Instructions to follow
Look through the listing and locate every line containing the word "五个意识"; copy those lines.

Some records
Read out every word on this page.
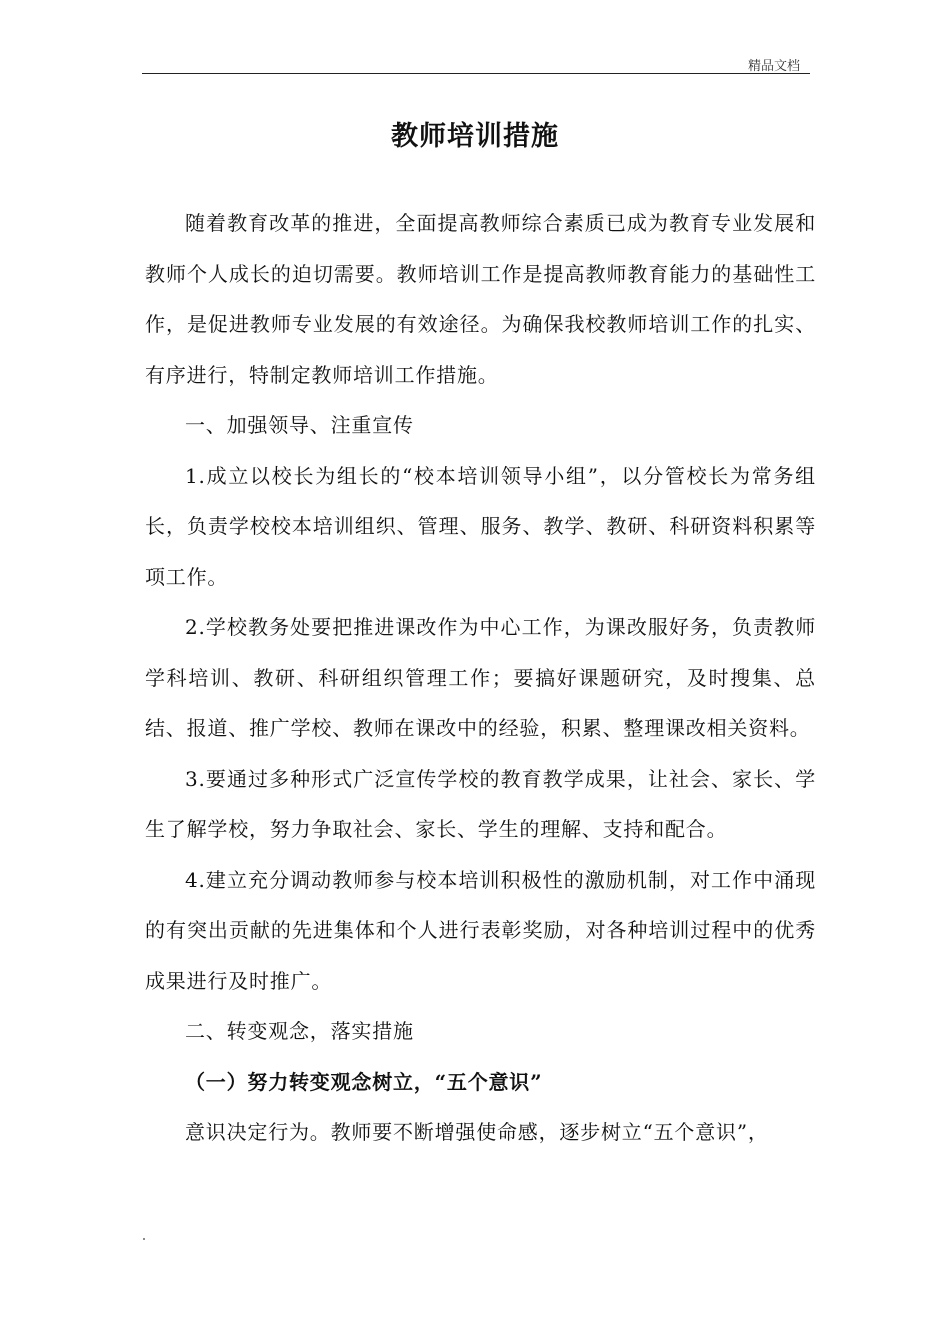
精品文档
教师培训措施

随着教育改革的推进，全面提高教师综合素质已成为教育专业发展和教师个人成长的迫切需要。教师培训工作是提高教师教育能力的基础性工作，是促进教师专业发展的有效途径。为确保我校教师培训工作的扎实、有序进行，特制定教师培训工作措施。

一、加强领导、注重宣传

1.成立以校长为组长的“校本培训领导小组”，以分管校长为常务组长，负责学校校本培训组织、管理、服务、教学、教研、科研资料积累等项工作。

2.学校教务处要把推进课改作为中心工作，为课改服好务，负责教师学科培训、教研、科研组织管理工作；要搞好课题研究，及时搜集、总结、报道、推广学校、教师在课改中的经验，积累、整理课改相关资料。

3.要通过多种形式广泛宣传学校的教育教学成果，让社会、家长、学生了解学校，努力争取社会、家长、学生的理解、支持和配合。

4.建立充分调动教师参与校本培训积极性的激励机制，对工作中涌现的有突出贡献的先进集体和个人进行表彰奖励，对各种培训过程中的优秀成果进行及时推广。

二、转变观念，落实措施

（一）努力转变观念树立，“五个意识”

意识决定行为。教师要不断增强使命感，逐步树立“五个意识”，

Finished answer
（一）努力转变观念树立，“五个意识”
意识决定行为。教师要不断增强使命感，逐步树立“五个意识”，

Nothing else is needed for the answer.